** start of Given information **
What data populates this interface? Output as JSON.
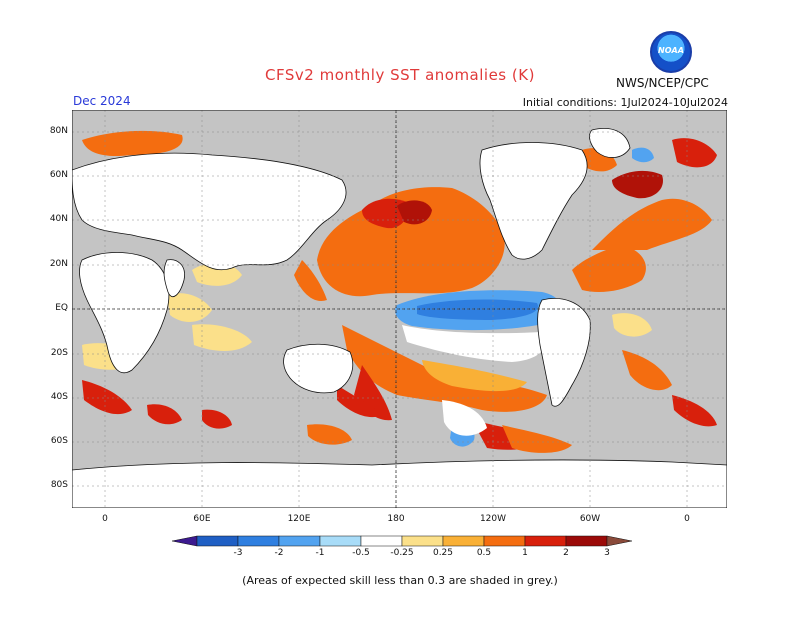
{
  "title": "CFSv2 monthly SST anomalies (K)",
  "valid_month": "Dec 2024",
  "initial_conditions": "Initial conditions: 1Jul2024-10Jul2024",
  "agency": "NWS/NCEP/CPC",
  "logo_text": "NOAA",
  "footnote": "(Areas of expected skill less than 0.3 are shaded in grey.)",
  "lat_ticks": [
    "80N",
    "60N",
    "40N",
    "20N",
    "EQ",
    "20S",
    "40S",
    "60S",
    "80S"
  ],
  "lon_ticks": [
    "0",
    "60E",
    "120E",
    "180",
    "120W",
    "60W",
    "0"
  ],
  "colorbar": {
    "labels": [
      "-3",
      "-2",
      "-1",
      "-0.5",
      "-0.25",
      "0.25",
      "0.5",
      "1",
      "2",
      "3"
    ],
    "colors": [
      "#3c1a8f",
      "#1f5fc4",
      "#2f7fe0",
      "#52a3f0",
      "#a8dcf8",
      "#ffffff",
      "#fbe08a",
      "#f9b036",
      "#f46d10",
      "#d8200c",
      "#9b0a08",
      "#8a4a3a"
    ]
  },
  "colors": {
    "ocean_grey": "#c4c4c4",
    "land": "#ffffff",
    "title_red": "#e03a3a",
    "month_blue": "#2a3ad8"
  }
}
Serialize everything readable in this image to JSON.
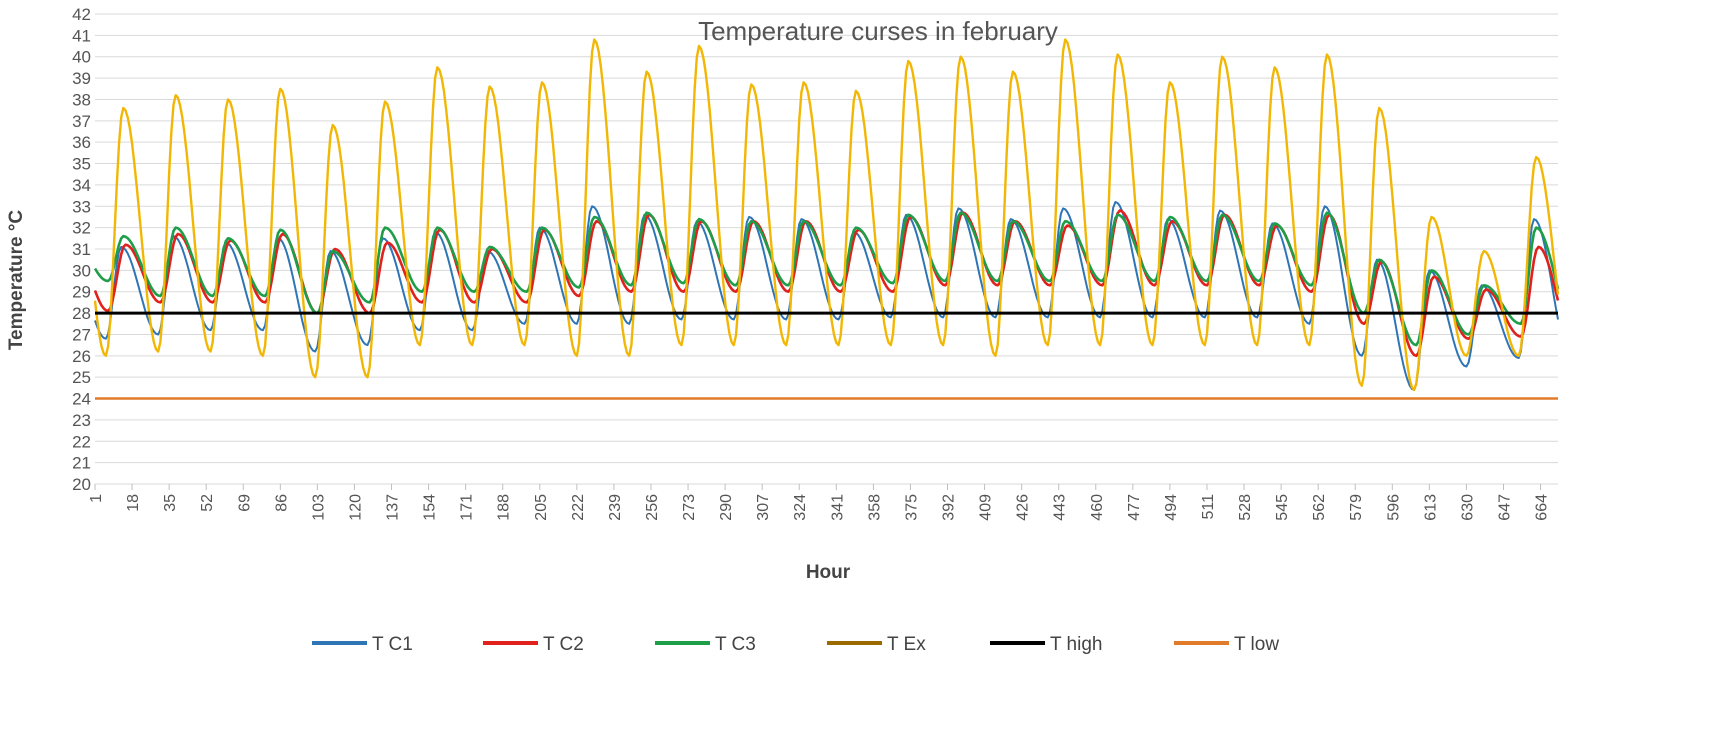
** end of Given information **
Reproduce each record above by retyping it exactly; omit all images.

### Task output
What data populates this interface? Output as JSON.
{
  "title": "CFSv2 monthly SST anomalies (K)",
  "valid_month": "Dec 2024",
  "initial_conditions": "Initial conditions: 1Jul2024-10Jul2024",
  "agency": "NWS/NCEP/CPC",
  "logo_text": "NOAA",
  "footnote": "(Areas of expected skill less than 0.3 are shaded in grey.)",
  "lat_ticks": [
    "80N",
    "60N",
    "40N",
    "20N",
    "EQ",
    "20S",
    "40S",
    "60S",
    "80S"
  ],
  "lon_ticks": [
    "0",
    "60E",
    "120E",
    "180",
    "120W",
    "60W",
    "0"
  ],
  "colorbar": {
    "labels": [
      "-3",
      "-2",
      "-1",
      "-0.5",
      "-0.25",
      "0.25",
      "0.5",
      "1",
      "2",
      "3"
    ],
    "colors": [
      "#3c1a8f",
      "#1f5fc4",
      "#2f7fe0",
      "#52a3f0",
      "#a8dcf8",
      "#ffffff",
      "#fbe08a",
      "#f9b036",
      "#f46d10",
      "#d8200c",
      "#9b0a08",
      "#8a4a3a"
    ]
  },
  "colors": {
    "ocean_grey": "#c4c4c4",
    "land": "#ffffff",
    "title_red": "#e03a3a",
    "month_blue": "#2a3ad8"
  }
}
Serialize everything readable in this image to JSON.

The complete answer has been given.